**TASK:** Pick out each line with the word "devices" from the material that follows.

Records from a dataset
******
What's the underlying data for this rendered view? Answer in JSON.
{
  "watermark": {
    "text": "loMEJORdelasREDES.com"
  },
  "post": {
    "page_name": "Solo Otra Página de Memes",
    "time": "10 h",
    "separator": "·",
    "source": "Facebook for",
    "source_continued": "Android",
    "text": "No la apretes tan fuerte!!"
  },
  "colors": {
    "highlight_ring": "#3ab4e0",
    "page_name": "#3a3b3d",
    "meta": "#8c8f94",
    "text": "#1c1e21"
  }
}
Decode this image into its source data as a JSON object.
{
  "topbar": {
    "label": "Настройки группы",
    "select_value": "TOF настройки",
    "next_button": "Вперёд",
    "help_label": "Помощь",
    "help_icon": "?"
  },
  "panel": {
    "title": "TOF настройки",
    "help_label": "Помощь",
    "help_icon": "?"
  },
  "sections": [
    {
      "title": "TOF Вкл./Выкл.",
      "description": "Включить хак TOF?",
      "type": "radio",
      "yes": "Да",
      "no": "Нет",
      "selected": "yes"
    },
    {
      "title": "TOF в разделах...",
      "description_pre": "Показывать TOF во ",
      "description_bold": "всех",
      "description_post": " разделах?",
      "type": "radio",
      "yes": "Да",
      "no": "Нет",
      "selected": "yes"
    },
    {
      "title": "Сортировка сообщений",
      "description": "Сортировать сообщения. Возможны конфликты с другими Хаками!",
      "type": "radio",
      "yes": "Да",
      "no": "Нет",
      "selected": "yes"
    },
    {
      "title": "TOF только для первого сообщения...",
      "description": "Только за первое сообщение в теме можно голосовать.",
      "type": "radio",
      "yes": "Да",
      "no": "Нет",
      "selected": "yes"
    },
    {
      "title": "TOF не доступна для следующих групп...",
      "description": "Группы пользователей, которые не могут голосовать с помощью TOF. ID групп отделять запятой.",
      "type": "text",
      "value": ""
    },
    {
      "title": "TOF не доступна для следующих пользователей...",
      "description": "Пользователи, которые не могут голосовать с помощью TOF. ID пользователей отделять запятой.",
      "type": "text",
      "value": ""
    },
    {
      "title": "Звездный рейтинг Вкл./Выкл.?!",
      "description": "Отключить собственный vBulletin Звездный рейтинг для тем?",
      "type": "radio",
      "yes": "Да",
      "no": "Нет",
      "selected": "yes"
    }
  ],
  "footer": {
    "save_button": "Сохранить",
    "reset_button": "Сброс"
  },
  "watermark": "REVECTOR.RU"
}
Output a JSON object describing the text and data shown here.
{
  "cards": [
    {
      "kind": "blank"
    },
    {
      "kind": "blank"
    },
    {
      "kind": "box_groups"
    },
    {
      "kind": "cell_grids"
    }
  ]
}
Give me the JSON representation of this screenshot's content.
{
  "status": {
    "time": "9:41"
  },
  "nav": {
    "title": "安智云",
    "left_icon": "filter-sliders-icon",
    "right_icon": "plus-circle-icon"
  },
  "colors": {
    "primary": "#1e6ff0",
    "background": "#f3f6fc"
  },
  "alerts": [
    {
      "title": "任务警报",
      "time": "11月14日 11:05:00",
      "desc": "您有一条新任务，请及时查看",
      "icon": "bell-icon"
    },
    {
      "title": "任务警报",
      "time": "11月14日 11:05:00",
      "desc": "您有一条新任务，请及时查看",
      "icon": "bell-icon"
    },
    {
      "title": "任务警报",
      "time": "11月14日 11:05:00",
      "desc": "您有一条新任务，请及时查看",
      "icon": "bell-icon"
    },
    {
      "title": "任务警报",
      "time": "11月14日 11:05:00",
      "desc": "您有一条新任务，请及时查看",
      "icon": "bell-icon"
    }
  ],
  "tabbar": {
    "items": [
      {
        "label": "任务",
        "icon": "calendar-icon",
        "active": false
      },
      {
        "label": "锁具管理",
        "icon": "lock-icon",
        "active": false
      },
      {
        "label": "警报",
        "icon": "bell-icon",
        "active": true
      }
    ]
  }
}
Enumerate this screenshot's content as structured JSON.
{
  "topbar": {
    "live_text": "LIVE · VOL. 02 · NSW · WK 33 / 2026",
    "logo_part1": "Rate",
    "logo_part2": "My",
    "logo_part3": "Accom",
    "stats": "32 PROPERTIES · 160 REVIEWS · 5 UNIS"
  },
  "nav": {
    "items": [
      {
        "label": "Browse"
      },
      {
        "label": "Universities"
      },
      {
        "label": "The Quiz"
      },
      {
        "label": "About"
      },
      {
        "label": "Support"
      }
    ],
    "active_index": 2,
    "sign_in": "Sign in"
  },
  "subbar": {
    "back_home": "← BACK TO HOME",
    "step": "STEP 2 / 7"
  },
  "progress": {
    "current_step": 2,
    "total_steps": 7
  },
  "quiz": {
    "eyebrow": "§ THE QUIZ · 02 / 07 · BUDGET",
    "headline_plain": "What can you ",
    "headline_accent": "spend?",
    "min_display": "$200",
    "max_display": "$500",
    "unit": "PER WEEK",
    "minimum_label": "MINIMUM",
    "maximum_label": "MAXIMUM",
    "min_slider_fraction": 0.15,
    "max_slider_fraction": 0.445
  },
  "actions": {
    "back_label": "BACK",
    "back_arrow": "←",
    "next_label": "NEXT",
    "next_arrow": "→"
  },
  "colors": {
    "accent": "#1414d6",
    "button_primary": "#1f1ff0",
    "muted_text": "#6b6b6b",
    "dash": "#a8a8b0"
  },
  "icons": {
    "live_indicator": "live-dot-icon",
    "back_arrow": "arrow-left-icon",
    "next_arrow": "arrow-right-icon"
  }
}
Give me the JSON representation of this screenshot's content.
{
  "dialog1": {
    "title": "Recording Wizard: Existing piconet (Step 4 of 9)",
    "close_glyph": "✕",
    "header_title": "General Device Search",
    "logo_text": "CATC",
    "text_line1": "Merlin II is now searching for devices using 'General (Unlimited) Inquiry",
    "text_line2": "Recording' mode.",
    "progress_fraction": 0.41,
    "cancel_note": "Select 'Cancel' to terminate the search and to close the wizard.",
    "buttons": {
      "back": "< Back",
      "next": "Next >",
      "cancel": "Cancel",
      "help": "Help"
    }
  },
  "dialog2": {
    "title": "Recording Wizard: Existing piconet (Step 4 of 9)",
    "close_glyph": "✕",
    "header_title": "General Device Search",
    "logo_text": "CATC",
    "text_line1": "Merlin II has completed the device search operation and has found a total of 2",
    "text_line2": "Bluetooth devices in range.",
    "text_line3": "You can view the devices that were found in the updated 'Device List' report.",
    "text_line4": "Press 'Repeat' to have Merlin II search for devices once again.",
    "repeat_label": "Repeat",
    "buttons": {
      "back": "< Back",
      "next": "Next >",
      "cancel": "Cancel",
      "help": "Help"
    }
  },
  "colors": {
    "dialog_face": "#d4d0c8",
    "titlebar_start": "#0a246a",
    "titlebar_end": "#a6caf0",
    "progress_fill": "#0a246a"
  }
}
******
**REPLY:**
    "text_line1": "Merlin II is now searching for devices using 'General (Unlimited) Inquiry",
    "text_line2": "Bluetooth devices in range.",
    "text_line3": "You can view the devices that were found in the updated 'Device List' report.",
    "text_line4": "Press 'Repeat' to have Merlin II search for devices once again.",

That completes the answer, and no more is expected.